## Challenge
Scan the material and copy every line in which "JSON" appears.

(begin)

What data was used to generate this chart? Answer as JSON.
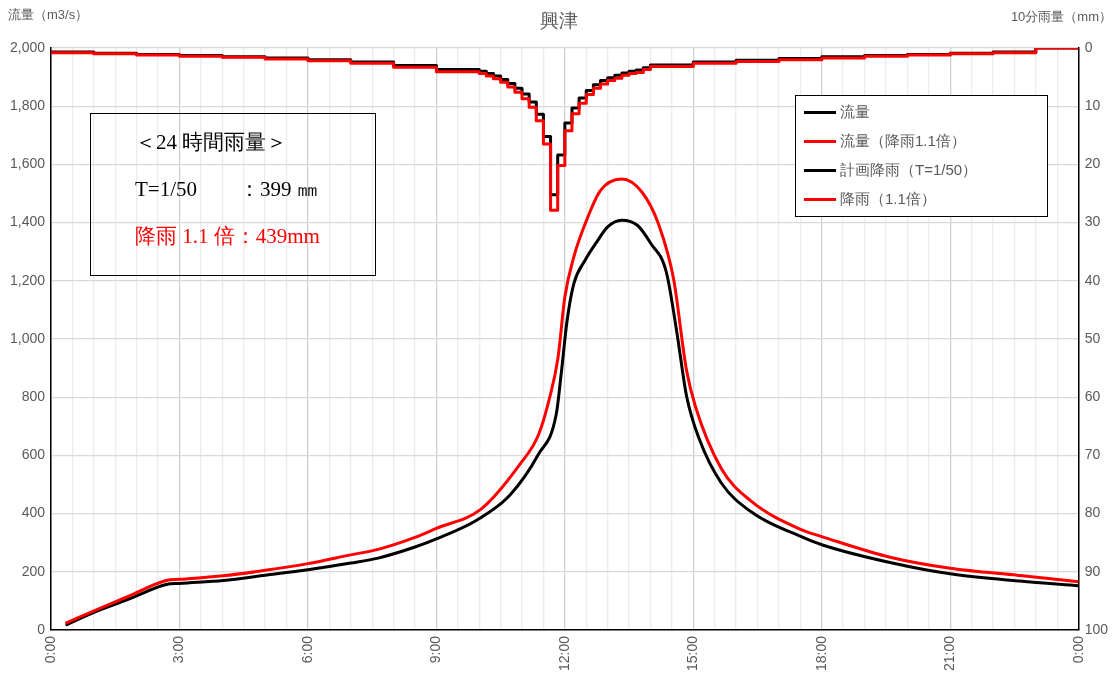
{
  "chart_data": {
    "type": "line",
    "title": "興津",
    "ylabel": "流量（m3/s）",
    "y2label": "10分雨量（mm）",
    "annotations": [
      "＜24 時間雨量＞",
      "T=1/50　　：399 ㎜",
      "降雨 1.1 倍：439mm"
    ],
    "series": [
      {
        "name": "流量",
        "color": "#000000",
        "x": [
          0.34,
          0.99,
          1.8,
          2.69,
          3,
          4.02,
          5,
          6,
          7,
          7.64,
          8.5,
          9,
          9.96,
          10.72,
          11.38,
          11.8,
          11.92,
          12.05,
          12.21,
          12.47,
          12.73,
          13.0,
          13.33,
          13.7,
          14.0,
          14.37,
          14.62,
          14.84,
          15.14,
          15.65,
          16.35,
          17.55,
          18,
          19.62,
          21,
          22.63,
          24
        ],
        "values": [
          17,
          60,
          105,
          156,
          160,
          170,
          188,
          207,
          230,
          247,
          285,
          313,
          379,
          464,
          603,
          742,
          887,
          1060,
          1190,
          1270,
          1330,
          1385,
          1408,
          1390,
          1330,
          1230,
          1019,
          806,
          656,
          506,
          406,
          319,
          293,
          231,
          193,
          168,
          152
        ]
      },
      {
        "name": "流量（降雨1.1倍）",
        "color": "#ff0000",
        "x": [
          0.34,
          0.99,
          1.8,
          2.69,
          3,
          4.02,
          5,
          6,
          7,
          7.64,
          8.5,
          9,
          10.05,
          10.97,
          11.38,
          11.63,
          11.84,
          12.0,
          12.21,
          12.47,
          12.83,
          13.33,
          13.8,
          14.19,
          14.54,
          14.84,
          15.05,
          15.65,
          16.35,
          17.55,
          18,
          19.62,
          21,
          22.63,
          24
        ],
        "values": [
          23,
          65,
          115,
          170,
          174,
          186,
          205,
          228,
          258,
          277,
          318,
          349,
          416,
          573,
          669,
          790,
          935,
          1144,
          1282,
          1394,
          1510,
          1550,
          1505,
          1394,
          1206,
          894,
          768,
          556,
          443,
          343,
          321,
          249,
          212,
          187,
          166
        ]
      },
      {
        "name": "計画降雨（T=1/50）",
        "color": "#000000",
        "type": "step",
        "axis": "y2",
        "x": [
          0,
          1,
          2,
          3,
          4,
          5,
          6,
          7,
          8,
          9,
          10,
          10.1667,
          10.3333,
          10.5,
          10.6667,
          10.8333,
          11,
          11.1667,
          11.3333,
          11.5,
          11.6667,
          11.8333,
          12,
          12.1667,
          12.3333,
          12.5,
          12.6667,
          12.8333,
          13,
          13.1667,
          13.3333,
          13.5,
          13.6667,
          13.8333,
          14,
          15,
          16,
          17,
          18,
          19,
          20,
          21,
          22,
          23,
          24
        ],
        "values": [
          0.6,
          0.7,
          0.9,
          1.1,
          1.3,
          1.5,
          1.7,
          2.0,
          2.4,
          3.0,
          3.7,
          4.0,
          4.4,
          4.8,
          5.4,
          6.1,
          6.9,
          7.9,
          9.3,
          11.4,
          15.2,
          25.2,
          18.4,
          12.9,
          10.3,
          8.6,
          7.3,
          6.3,
          5.6,
          5.1,
          4.7,
          4.3,
          4.0,
          3.8,
          3.4,
          2.9,
          2.4,
          2.1,
          1.8,
          1.5,
          1.3,
          1.1,
          0.9,
          0.7,
          0
        ]
      },
      {
        "name": "降雨（1.1倍）",
        "color": "#ff0000",
        "type": "step",
        "axis": "y2",
        "x": [
          0,
          1,
          2,
          3,
          4,
          5,
          6,
          7,
          8,
          9,
          10,
          10.1667,
          10.3333,
          10.5,
          10.6667,
          10.8333,
          11,
          11.1667,
          11.3333,
          11.5,
          11.6667,
          11.8333,
          12,
          12.1667,
          12.3333,
          12.5,
          12.6667,
          12.8333,
          13,
          13.1667,
          13.3333,
          13.5,
          13.6667,
          13.8333,
          14,
          15,
          16,
          17,
          18,
          19,
          20,
          21,
          22,
          23,
          24
        ],
        "values": [
          0.7,
          0.8,
          1.0,
          1.2,
          1.4,
          1.6,
          1.9,
          2.2,
          2.6,
          3.3,
          4.1,
          4.4,
          4.8,
          5.3,
          5.9,
          6.7,
          7.6,
          8.7,
          10.2,
          12.5,
          16.5,
          27.9,
          20.2,
          14.2,
          11.3,
          9.5,
          8.0,
          6.9,
          6.2,
          5.6,
          5.2,
          4.7,
          4.4,
          4.2,
          3.7,
          3.2,
          2.6,
          2.3,
          2.0,
          1.7,
          1.4,
          1.2,
          1.0,
          0.8,
          0
        ]
      }
    ],
    "xlim": [
      0,
      24
    ],
    "xticks": [
      {
        "value": 0,
        "label": "0:00"
      },
      {
        "value": 0.5,
        "label": null
      },
      {
        "value": 1,
        "label": null
      },
      {
        "value": 1.5,
        "label": null
      },
      {
        "value": 2,
        "label": null
      },
      {
        "value": 2.5,
        "label": null
      },
      {
        "value": 3,
        "label": "3:00"
      },
      {
        "value": 3.5,
        "label": null
      },
      {
        "value": 4,
        "label": null
      },
      {
        "value": 4.5,
        "label": null
      },
      {
        "value": 5,
        "label": null
      },
      {
        "value": 5.5,
        "label": null
      },
      {
        "value": 6,
        "label": "6:00"
      },
      {
        "value": 6.5,
        "label": null
      },
      {
        "value": 7,
        "label": null
      },
      {
        "value": 7.5,
        "label": null
      },
      {
        "value": 8,
        "label": null
      },
      {
        "value": 8.5,
        "label": null
      },
      {
        "value": 9,
        "label": "9:00"
      },
      {
        "value": 9.5,
        "label": null
      },
      {
        "value": 10,
        "label": null
      },
      {
        "value": 10.5,
        "label": null
      },
      {
        "value": 11,
        "label": null
      },
      {
        "value": 11.5,
        "label": null
      },
      {
        "value": 12,
        "label": "12:00"
      },
      {
        "value": 12.5,
        "label": null
      },
      {
        "value": 13,
        "label": null
      },
      {
        "value": 13.5,
        "label": null
      },
      {
        "value": 14,
        "label": null
      },
      {
        "value": 14.5,
        "label": null
      },
      {
        "value": 15,
        "label": "15:00"
      },
      {
        "value": 15.5,
        "label": null
      },
      {
        "value": 16,
        "label": null
      },
      {
        "value": 16.5,
        "label": null
      },
      {
        "value": 17,
        "label": null
      },
      {
        "value": 17.5,
        "label": null
      },
      {
        "value": 18,
        "label": "18:00"
      },
      {
        "value": 18.5,
        "label": null
      },
      {
        "value": 19,
        "label": null
      },
      {
        "value": 19.5,
        "label": null
      },
      {
        "value": 20,
        "label": null
      },
      {
        "value": 20.5,
        "label": null
      },
      {
        "value": 21,
        "label": "21:00"
      },
      {
        "value": 21.5,
        "label": null
      },
      {
        "value": 22,
        "label": null
      },
      {
        "value": 22.5,
        "label": null
      },
      {
        "value": 23,
        "label": null
      },
      {
        "value": 23.5,
        "label": null
      },
      {
        "value": 24,
        "label": "0:00"
      }
    ],
    "ylim": [
      0,
      2000
    ],
    "yticks": [
      0,
      200,
      400,
      600,
      800,
      {
        "value": 1000,
        "label": "1,000"
      },
      {
        "value": 1200,
        "label": "1,200"
      },
      {
        "value": 1400,
        "label": "1,400"
      },
      {
        "value": 1600,
        "label": "1,600"
      },
      {
        "value": 1800,
        "label": "1,800"
      },
      {
        "value": 2000,
        "label": "2,000"
      }
    ],
    "y2lim": [
      100,
      0
    ],
    "y2ticks": [
      0,
      10,
      20,
      30,
      40,
      50,
      60,
      70,
      80,
      90,
      100
    ],
    "grid": true,
    "legend": "top right",
    "marker": "none",
    "line_style": "solid"
  }
}
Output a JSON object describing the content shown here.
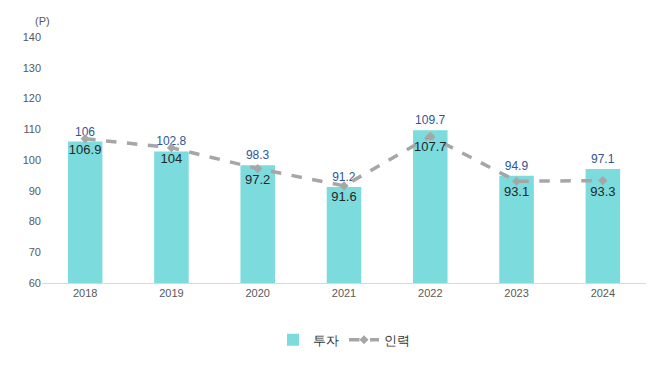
{
  "chart_data": {
    "type": "bar",
    "ylabel": "(P)",
    "categories": [
      "2018",
      "2019",
      "2020",
      "2021",
      "2022",
      "2023",
      "2024"
    ],
    "series": [
      {
        "name": "투자",
        "type": "bar",
        "color": "#7cdbdc",
        "values": [
          106,
          102.8,
          98.3,
          91.2,
          109.7,
          94.9,
          97.1
        ]
      },
      {
        "name": "인력",
        "type": "line",
        "color": "#a6a6a6",
        "line_style": "dashed",
        "marker": "diamond",
        "values": [
          106.9,
          104,
          97.2,
          91.6,
          107.7,
          93.1,
          93.3
        ]
      }
    ],
    "ylim": [
      60,
      140
    ],
    "yticks": [
      60,
      70,
      80,
      90,
      100,
      110,
      120,
      130,
      140
    ],
    "grid": false,
    "legend": "bottom",
    "data_labels": true
  }
}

(end)

## Output of the task
What data was used to generate this chart? Answer as JSON.
Output a JSON object describing the content shown here.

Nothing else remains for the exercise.